# Stated exercise:
The records below must be written out exactly, with every picture left behind.

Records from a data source
════════

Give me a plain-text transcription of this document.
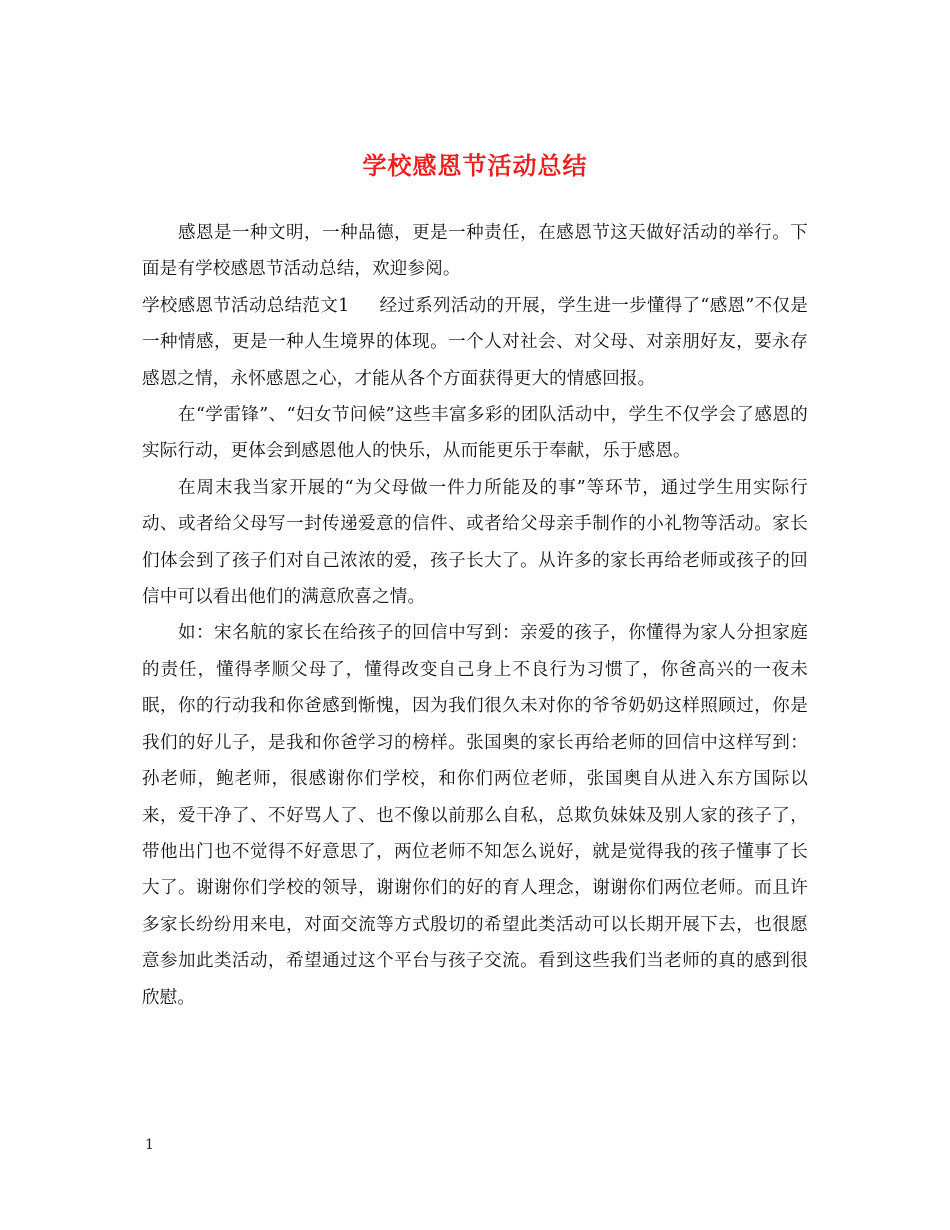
学校感恩节活动总结

感恩是一种文明，一种品德，更是一种责任，在感恩节这天做好活动的举行。下面是有学校感恩节活动总结，欢迎参阅。

学校感恩节活动总结范文1 经过系列活动的开展，学生进一步懂得了“感恩”不仅是一种情感，更是一种人生境界的体现。一个人对社会、对父母、对亲朋好友，要永存感恩之情，永怀感恩之心，才能从各个方面获得更大的情感回报。

在“学雷锋”、“妇女节问候”这些丰富多彩的团队活动中，学生不仅学会了感恩的实际行动，更体会到感恩他人的快乐，从而能更乐于奉献，乐于感恩。

在周末我当家开展的“为父母做一件力所能及的事”等环节，通过学生用实际行动、或者给父母写一封传递爱意的信件、或者给父母亲手制作的小礼物等活动。家长们体会到了孩子们对自己浓浓的爱，孩子长大了。从许多的家长再给老师或孩子的回信中可以看出他们的满意欣喜之情。

如：宋名航的家长在给孩子的回信中写到：亲爱的孩子，你懂得为家人分担家庭的责任，懂得孝顺父母了，懂得改变自己身上不良行为习惯了，你爸高兴的一夜未眠，你的行动我和你爸感到惭愧，因为我们很久未对你的爷爷奶奶这样照顾过，你是我们的好儿子，是我和你爸学习的榜样。张国奥的家长再给老师的回信中这样写到：孙老师，鲍老师，很感谢你们学校，和你们两位老师，张国奥自从进入东方国际以来，爱干净了、不好骂人了、也不像以前那么自私，总欺负妹妹及别人家的孩子了，带他出门也不觉得不好意思了，两位老师不知怎么说好，就是觉得我的孩子懂事了长大了。谢谢你们学校的领导，谢谢你们的好的育人理念，谢谢你们两位老师。而且许多家长纷纷用来电，对面交流等方式殷切的希望此类活动可以长期开展下去，也很愿意参加此类活动，希望通过这个平台与孩子交流。看到这些我们当老师的真的感到很欣慰。

1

════════

# Exercise result:
Give me a plain-text transcription of this document.
学校感恩节活动总结

感恩是一种文明，一种品德，更是一种责任，在感恩节这天做好活动的举行。下面是有学校感恩节活动总结，欢迎参阅。

学校感恩节活动总结范文1 经过系列活动的开展，学生进一步懂得了“感恩”不仅是一种情感，更是一种人生境界的体现。一个人对社会、对父母、对亲朋好友，要永存感恩之情，永怀感恩之心，才能从各个方面获得更大的情感回报。

在“学雷锋”、“妇女节问候”这些丰富多彩的团队活动中，学生不仅学会了感恩的实际行动，更体会到感恩他人的快乐，从而能更乐于奉献，乐于感恩。

在周末我当家开展的“为父母做一件力所能及的事”等环节，通过学生用实际行动、或者给父母写一封传递爱意的信件、或者给父母亲手制作的小礼物等活动。家长们体会到了孩子们对自己浓浓的爱，孩子长大了。从许多的家长再给老师或孩子的回信中可以看出他们的满意欣喜之情。

如：宋名航的家长在给孩子的回信中写到：亲爱的孩子，你懂得为家人分担家庭的责任，懂得孝顺父母了，懂得改变自己身上不良行为习惯了，你爸高兴的一夜未眠，你的行动我和你爸感到惭愧，因为我们很久未对你的爷爷奶奶这样照顾过，你是我们的好儿子，是我和你爸学习的榜样。张国奥的家长再给老师的回信中这样写到：孙老师，鲍老师，很感谢你们学校，和你们两位老师，张国奥自从进入东方国际以来，爱干净了、不好骂人了、也不像以前那么自私，总欺负妹妹及别人家的孩子了，带他出门也不觉得不好意思了，两位老师不知怎么说好，就是觉得我的孩子懂事了长大了。谢谢你们学校的领导，谢谢你们的好的育人理念，谢谢你们两位老师。而且许多家长纷纷用来电，对面交流等方式殷切的希望此类活动可以长期开展下去，也很愿意参加此类活动，希望通过这个平台与孩子交流。看到这些我们当老师的真的感到很欣慰。

1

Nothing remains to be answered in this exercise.